Written instruction: Copy the listing verbatim, excluding any images found in it.

___ Data for this task

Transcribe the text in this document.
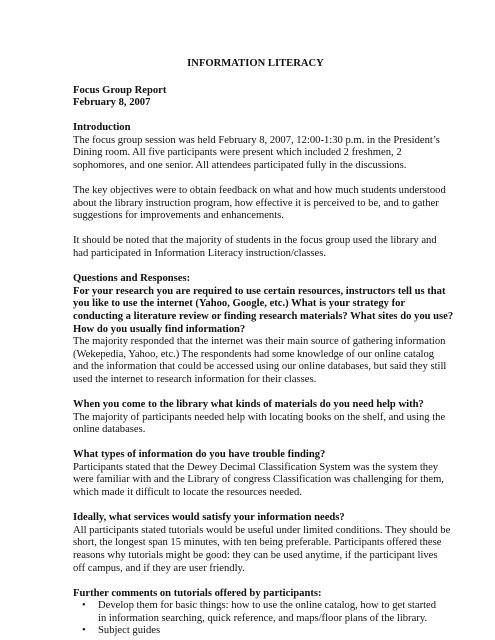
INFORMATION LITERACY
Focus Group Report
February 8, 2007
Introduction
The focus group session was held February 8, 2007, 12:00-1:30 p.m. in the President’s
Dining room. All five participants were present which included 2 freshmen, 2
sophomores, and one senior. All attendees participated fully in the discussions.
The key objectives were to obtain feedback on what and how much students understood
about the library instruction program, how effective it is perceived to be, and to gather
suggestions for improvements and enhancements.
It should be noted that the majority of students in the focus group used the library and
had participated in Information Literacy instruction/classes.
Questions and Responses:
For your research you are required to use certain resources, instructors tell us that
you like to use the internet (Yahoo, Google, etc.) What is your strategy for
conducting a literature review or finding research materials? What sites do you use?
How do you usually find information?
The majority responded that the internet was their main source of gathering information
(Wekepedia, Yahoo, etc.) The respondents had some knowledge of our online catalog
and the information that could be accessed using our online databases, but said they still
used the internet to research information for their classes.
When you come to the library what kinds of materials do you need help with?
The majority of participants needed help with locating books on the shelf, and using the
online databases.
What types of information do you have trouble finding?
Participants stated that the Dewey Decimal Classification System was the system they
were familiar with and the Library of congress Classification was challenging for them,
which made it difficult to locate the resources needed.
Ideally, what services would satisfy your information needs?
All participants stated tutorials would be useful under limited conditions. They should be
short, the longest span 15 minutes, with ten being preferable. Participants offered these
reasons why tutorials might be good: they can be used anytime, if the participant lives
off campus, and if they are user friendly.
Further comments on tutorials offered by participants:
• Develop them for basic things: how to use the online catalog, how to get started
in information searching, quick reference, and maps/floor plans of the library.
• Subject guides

______

Result:
Transcribe the text in this document.
INFORMATION LITERACY
Focus Group Report
February 8, 2007
Introduction
The focus group session was held February 8, 2007, 12:00-1:30 p.m. in the President’s
Dining room. All five participants were present which included 2 freshmen, 2
sophomores, and one senior. All attendees participated fully in the discussions.
The key objectives were to obtain feedback on what and how much students understood
about the library instruction program, how effective it is perceived to be, and to gather
suggestions for improvements and enhancements.
It should be noted that the majority of students in the focus group used the library and
had participated in Information Literacy instruction/classes.
Questions and Responses:
For your research you are required to use certain resources, instructors tell us that
you like to use the internet (Yahoo, Google, etc.) What is your strategy for
conducting a literature review or finding research materials? What sites do you use?
How do you usually find information?
The majority responded that the internet was their main source of gathering information
(Wekepedia, Yahoo, etc.) The respondents had some knowledge of our online catalog
and the information that could be accessed using our online databases, but said they still
used the internet to research information for their classes.
When you come to the library what kinds of materials do you need help with?
The majority of participants needed help with locating books on the shelf, and using the
online databases.
What types of information do you have trouble finding?
Participants stated that the Dewey Decimal Classification System was the system they
were familiar with and the Library of congress Classification was challenging for them,
which made it difficult to locate the resources needed.
Ideally, what services would satisfy your information needs?
All participants stated tutorials would be useful under limited conditions. They should be
short, the longest span 15 minutes, with ten being preferable. Participants offered these
reasons why tutorials might be good: they can be used anytime, if the participant lives
off campus, and if they are user friendly.
Further comments on tutorials offered by participants:
• Develop them for basic things: how to use the online catalog, how to get started
in information searching, quick reference, and maps/floor plans of the library.
• Subject guides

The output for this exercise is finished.